*MATERIAL*
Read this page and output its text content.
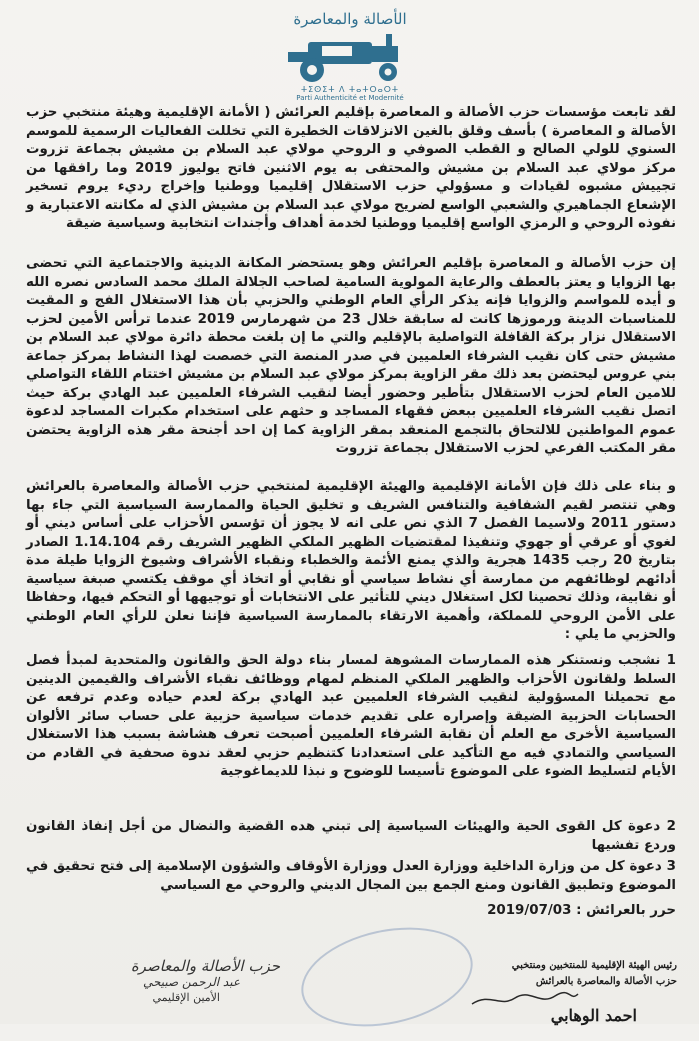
الأصالة والمعاصرة
ⵜⵉⵙⵉⵜ ⴷ ⵜⴰⵜⵔⴰⵔⵜ
Parti Authenticité et Modernité
لقد تابعت مؤسسات حزب الأصالة و المعاصرة بإقليم العرائش ( الأمانة الإقليمية وهيئة منتخبي حزب الأصالة و المعاصرة ) بأسف وقلق بالغين الانزلاقات الخطيرة التي تخللت الفعاليات الرسمية للموسم السنوي للولي الصالح و القطب الصوفي و الروحي مولاي عبد السلام بن مشيش بجماعة تزروت مركز مولاي عبد السلام بن مشيش والمحتفى به يوم الاثنين فاتح يوليوز 2019 وما رافقها من تجييش مشبوه لقيادات و مسؤولي حزب الاستقلال إقليميا ووطنيا وإخراج رديء يروم تسخير الإشعاع الجماهيري والشعبي الواسع لضريح مولاي عبد السلام بن مشيش الذي له مكانته الاعتبارية و نفوذه الروحي و الرمزي الواسع إقليميا ووطنيا لخدمة أهداف وأجندات انتخابية وسياسية ضيقة
إن حزب الأصالة و المعاصرة بإقليم العرائش وهو يستحضر المكانة الدينية والاجتماعية التي تحضى بها الزوايا و يعتز بالعطف والرعاية المولوية السامية لصاحب الجلالة الملك محمد السادس نصره الله و أيده للمواسم والزوايا فإنه يذكر الرأي العام الوطني والحزبي بأن هذا الاستغلال الفج و المقيت للمناسبات الدينة ورموزها كانت له سابقة خلال 23 من شهرمارس 2019 عندما ترأس الأمين لحزب الاستقلال نزار بركة القافلة التواصلية بالإقليم والتي ما إن بلغت محطة دائرة مولاي عبد السلام بن مشيش حتى كان نقيب الشرفاء العلميين في صدر المنصة التي خصصت لهذا النشاط بمركز جماعة بني عروس ليحتضن بعد ذلك مقر الزاوية بمركز مولاي عبد السلام بن مشيش اختتام اللقاء التواصلي للامين العام لحزب الاستقلال بتأطير وحضور أيضا لنقيب الشرفاء العلميين عبد الهادي بركة حيث اتصل نقيب الشرفاء العلميين ببعض فقهاء المساجد و حثهم على استخدام مكبرات المساجد لدعوة عموم المواطنين للالتحاق بالتجمع المنعقد بمقر الزاوية كما إن احد أجنحة مقر هذه الزاوية يحتضن مقر المكتب الفرعي لحزب الاستقلال بجماعة تزروت
و بناء على ذلك فإن الأمانة الإقليمية والهيئة الإقليمية لمنتخبي حزب الأصالة والمعاصرة بالعرائش وهي تنتصر لقيم الشفافية والتنافس الشريف و تخليق الحياة والممارسة السياسية التي جاء بها دستور 2011 ولاسيما الفصل 7 الذي نص على انه لا يجوز أن تؤسس الأحزاب على أساس ديني أو لغوي أو عرقي أو جهوي وتنفيذا لمقتضيات الظهير الملكي الظهير الشريف رقم 1.14.104 الصادر بتاريخ 20 رجب 1435 هجرية والذي يمنع الأئمة والخطباء ونقباء الأشراف وشيوخ الزوايا طيلة مدة أدائهم لوظائفهم من ممارسة أي نشاط سياسي أو نقابي أو اتخاذ أي موقف يكتسي صبغة سياسية أو نقابية، وذلك تحصينا لكل استغلال ديني للتأثير على الانتخابات أو توجيهها أو التحكم فيها، وحفاظا على الأمن الروحي للمملكة، وأهمية الارتقاء بالممارسة السياسية فإننا نعلن للرأي العام الوطني والحزبي ما يلي :
1 نشجب ونستنكر هذه الممارسات المشوهة لمسار بناء دولة الحق والقانون والمتحدية لمبدأ فصل السلط ولقانون الأحزاب والظهير الملكي المنظم لمهام ووظائف نقباء الأشراف والقيمين الدينين مع تحميلنا المسؤولية لنقيب الشرفاء العلميين عبد الهادي بركة لعدم حياده وعدم ترفعه عن الحسابات الحزبية الضيقة وإصراره على تقديم خدمات سياسية حزبية على حساب سائر الألوان السياسية الأخرى مع العلم أن نقابة الشرفاء العلميين أصبحت تعرف هشاشة بسبب هذا الاستغلال السياسي والتمادي فيه مع التأكيد على استعدادنا كتنظيم حزبي لعقد ندوة صحفية في القادم من الأيام لتسليط الضوء على الموضوع تأسيسا للوضوح و نبذا للديماغوجية
2 دعوة كل القوى الحية والهيئات السياسية إلى تبني هده القضية والنضال من أجل إنفاذ القانون وردع تفشيها
3 دعوة كل من وزارة الداخلية ووزارة العدل ووزارة الأوقاف والشؤون الإسلامية إلى فتح تحقيق في الموضوع وتطبيق القانون ومنع الجمع بين المجال الديني والروحي مع السياسي
حرر بالعرائش : 2019/07/03
رئيس الهيئة الإقليمية للمنتخبين ومنتخبي
حزب الأصالة والمعاصرة بالعرائش
احمد الوهابي
حزب الأصالة والمعاصرة
عبد الرحمن صبيحي
الأمين الإقليمي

*AIM*
Only lines with "الملكي" are wanted here; list each of them.

*SOLVED PROBLEM*
و بناء على ذلك فإن الأمانة الإقليمية والهيئة الإقليمية لمنتخبي حزب الأصالة والمعاصرة بالعرائش وهي تنتصر لقيم الشفافية والتنافس الشريف و تخليق الحياة والممارسة السياسية التي جاء بها دستور 2011 ولاسيما الفصل 7 الذي نص على انه لا يجوز أن تؤسس الأحزاب على أساس ديني أو لغوي أو عرقي أو جهوي وتنفيذا لمقتضيات الظهير الملكي الظهير الشريف رقم 1.14.104 الصادر بتاريخ 20 رجب 1435 هجرية والذي يمنع الأئمة والخطباء ونقباء الأشراف وشيوخ الزوايا طيلة مدة أدائهم لوظائفهم من ممارسة أي نشاط سياسي أو نقابي أو اتخاذ أي موقف يكتسي صبغة سياسية أو نقابية، وذلك تحصينا لكل استغلال ديني للتأثير على الانتخابات أو توجيهها أو التحكم فيها، وحفاظا على الأمن الروحي للمملكة، وأهمية الارتقاء بالممارسة السياسية فإننا نعلن للرأي العام الوطني والحزبي ما يلي :
1 نشجب ونستنكر هذه الممارسات المشوهة لمسار بناء دولة الحق والقانون والمتحدية لمبدأ فصل السلط ولقانون الأحزاب والظهير الملكي المنظم لمهام ووظائف نقباء الأشراف والقيمين الدينين مع تحميلنا المسؤولية لنقيب الشرفاء العلميين عبد الهادي بركة لعدم حياده وعدم ترفعه عن الحسابات الحزبية الضيقة وإصراره على تقديم خدمات سياسية حزبية على حساب سائر الألوان السياسية الأخرى مع العلم أن نقابة الشرفاء العلميين أصبحت تعرف هشاشة بسبب هذا الاستغلال السياسي والتمادي فيه مع التأكيد على استعدادنا كتنظيم حزبي لعقد ندوة صحفية في القادم من الأيام لتسليط الضوء على الموضوع تأسيسا للوضوح و نبذا للديماغوجية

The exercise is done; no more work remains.